**What you have to do:**
Copy out each line exactly; pictures stay out of the copy.
*** Provided data ***
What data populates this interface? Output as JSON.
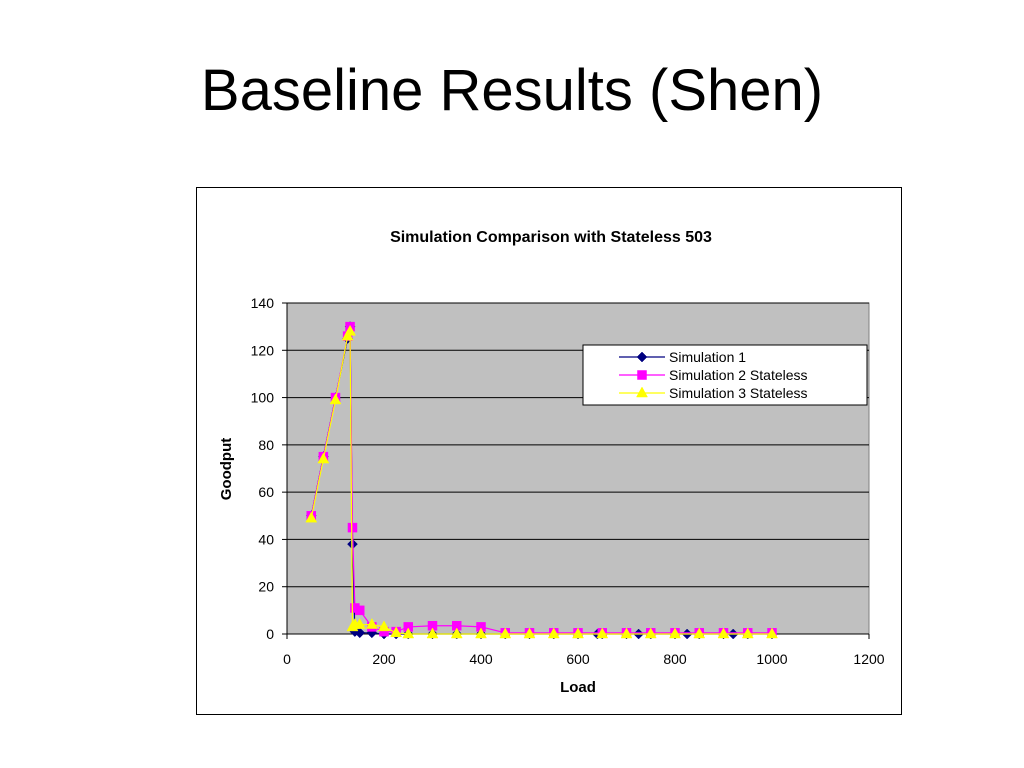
{
  "slide": {
    "title": "Baseline Results (Shen)"
  },
  "chart_data": {
    "type": "line",
    "title": "Simulation Comparison with Stateless 503",
    "xlabel": "Load",
    "ylabel": "Goodput",
    "xlim": [
      0,
      1200
    ],
    "ylim": [
      0,
      140
    ],
    "xticks": [
      0,
      200,
      400,
      600,
      800,
      1000,
      1200
    ],
    "yticks": [
      0,
      20,
      40,
      60,
      80,
      100,
      120,
      140
    ],
    "grid": "horizontal major",
    "plot_background": "#c0c0c0",
    "legend": "right",
    "series": [
      {
        "name": "Simulation 1",
        "color": "#000080",
        "marker": "diamond",
        "points": [
          [
            50,
            50
          ],
          [
            75,
            75
          ],
          [
            100,
            100
          ],
          [
            125,
            125
          ],
          [
            130,
            130
          ],
          [
            135,
            38
          ],
          [
            140,
            1
          ],
          [
            150,
            0.5
          ],
          [
            175,
            0.5
          ],
          [
            200,
            0
          ],
          [
            225,
            0
          ],
          [
            250,
            0
          ],
          [
            300,
            0
          ],
          [
            350,
            0
          ],
          [
            400,
            0
          ],
          [
            450,
            0
          ],
          [
            500,
            0
          ],
          [
            550,
            0
          ],
          [
            600,
            0
          ],
          [
            640,
            0
          ],
          [
            650,
            0
          ],
          [
            700,
            0
          ],
          [
            725,
            0
          ],
          [
            750,
            0
          ],
          [
            800,
            0
          ],
          [
            825,
            0
          ],
          [
            850,
            0
          ],
          [
            900,
            0
          ],
          [
            920,
            0
          ],
          [
            950,
            0
          ],
          [
            1000,
            0
          ]
        ]
      },
      {
        "name": "Simulation 2 Stateless",
        "color": "#ff00ff",
        "marker": "square",
        "points": [
          [
            50,
            50
          ],
          [
            75,
            75
          ],
          [
            100,
            100
          ],
          [
            125,
            126
          ],
          [
            130,
            130
          ],
          [
            135,
            45
          ],
          [
            140,
            11
          ],
          [
            150,
            10
          ],
          [
            175,
            3
          ],
          [
            200,
            1
          ],
          [
            225,
            1
          ],
          [
            250,
            3
          ],
          [
            300,
            3.5
          ],
          [
            350,
            3.5
          ],
          [
            400,
            3
          ],
          [
            450,
            0.5
          ],
          [
            500,
            0.5
          ],
          [
            550,
            0.5
          ],
          [
            600,
            0.5
          ],
          [
            650,
            0.5
          ],
          [
            700,
            0.5
          ],
          [
            750,
            0.5
          ],
          [
            800,
            0.5
          ],
          [
            850,
            0.5
          ],
          [
            900,
            0.5
          ],
          [
            950,
            0.5
          ],
          [
            1000,
            0.5
          ]
        ]
      },
      {
        "name": "Simulation 3 Stateless",
        "color": "#ffff00",
        "marker": "triangle",
        "points": [
          [
            50,
            49
          ],
          [
            75,
            74
          ],
          [
            100,
            99
          ],
          [
            125,
            126
          ],
          [
            130,
            128
          ],
          [
            135,
            3
          ],
          [
            140,
            4
          ],
          [
            150,
            4
          ],
          [
            175,
            4
          ],
          [
            200,
            3
          ],
          [
            225,
            0.5
          ],
          [
            250,
            0
          ],
          [
            300,
            0
          ],
          [
            350,
            0
          ],
          [
            400,
            0
          ],
          [
            450,
            0
          ],
          [
            500,
            0
          ],
          [
            550,
            0
          ],
          [
            600,
            0
          ],
          [
            650,
            0
          ],
          [
            700,
            0
          ],
          [
            750,
            0
          ],
          [
            800,
            0
          ],
          [
            850,
            0
          ],
          [
            900,
            0
          ],
          [
            950,
            0
          ],
          [
            1000,
            0
          ]
        ]
      }
    ]
  }
}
***
**Reply to the task:**
What data populates this interface? Output as JSON.
{
  "slide": {
    "title": "Baseline Results (Shen)"
  },
  "chart_data": {
    "type": "line",
    "title": "Simulation Comparison with Stateless 503",
    "xlabel": "Load",
    "ylabel": "Goodput",
    "xlim": [
      0,
      1200
    ],
    "ylim": [
      0,
      140
    ],
    "xticks": [
      0,
      200,
      400,
      600,
      800,
      1000,
      1200
    ],
    "yticks": [
      0,
      20,
      40,
      60,
      80,
      100,
      120,
      140
    ],
    "grid": "horizontal major",
    "plot_background": "#c0c0c0",
    "legend": "right",
    "series": [
      {
        "name": "Simulation 1",
        "color": "#000080",
        "marker": "diamond",
        "points": [
          [
            50,
            50
          ],
          [
            75,
            75
          ],
          [
            100,
            100
          ],
          [
            125,
            125
          ],
          [
            130,
            130
          ],
          [
            135,
            38
          ],
          [
            140,
            1
          ],
          [
            150,
            0.5
          ],
          [
            175,
            0.5
          ],
          [
            200,
            0
          ],
          [
            225,
            0
          ],
          [
            250,
            0
          ],
          [
            300,
            0
          ],
          [
            350,
            0
          ],
          [
            400,
            0
          ],
          [
            450,
            0
          ],
          [
            500,
            0
          ],
          [
            550,
            0
          ],
          [
            600,
            0
          ],
          [
            640,
            0
          ],
          [
            650,
            0
          ],
          [
            700,
            0
          ],
          [
            725,
            0
          ],
          [
            750,
            0
          ],
          [
            800,
            0
          ],
          [
            825,
            0
          ],
          [
            850,
            0
          ],
          [
            900,
            0
          ],
          [
            920,
            0
          ],
          [
            950,
            0
          ],
          [
            1000,
            0
          ]
        ]
      },
      {
        "name": "Simulation 2 Stateless",
        "color": "#ff00ff",
        "marker": "square",
        "points": [
          [
            50,
            50
          ],
          [
            75,
            75
          ],
          [
            100,
            100
          ],
          [
            125,
            126
          ],
          [
            130,
            130
          ],
          [
            135,
            45
          ],
          [
            140,
            11
          ],
          [
            150,
            10
          ],
          [
            175,
            3
          ],
          [
            200,
            1
          ],
          [
            225,
            1
          ],
          [
            250,
            3
          ],
          [
            300,
            3.5
          ],
          [
            350,
            3.5
          ],
          [
            400,
            3
          ],
          [
            450,
            0.5
          ],
          [
            500,
            0.5
          ],
          [
            550,
            0.5
          ],
          [
            600,
            0.5
          ],
          [
            650,
            0.5
          ],
          [
            700,
            0.5
          ],
          [
            750,
            0.5
          ],
          [
            800,
            0.5
          ],
          [
            850,
            0.5
          ],
          [
            900,
            0.5
          ],
          [
            950,
            0.5
          ],
          [
            1000,
            0.5
          ]
        ]
      },
      {
        "name": "Simulation 3 Stateless",
        "color": "#ffff00",
        "marker": "triangle",
        "points": [
          [
            50,
            49
          ],
          [
            75,
            74
          ],
          [
            100,
            99
          ],
          [
            125,
            126
          ],
          [
            130,
            128
          ],
          [
            135,
            3
          ],
          [
            140,
            4
          ],
          [
            150,
            4
          ],
          [
            175,
            4
          ],
          [
            200,
            3
          ],
          [
            225,
            0.5
          ],
          [
            250,
            0
          ],
          [
            300,
            0
          ],
          [
            350,
            0
          ],
          [
            400,
            0
          ],
          [
            450,
            0
          ],
          [
            500,
            0
          ],
          [
            550,
            0
          ],
          [
            600,
            0
          ],
          [
            650,
            0
          ],
          [
            700,
            0
          ],
          [
            750,
            0
          ],
          [
            800,
            0
          ],
          [
            850,
            0
          ],
          [
            900,
            0
          ],
          [
            950,
            0
          ],
          [
            1000,
            0
          ]
        ]
      }
    ]
  }
}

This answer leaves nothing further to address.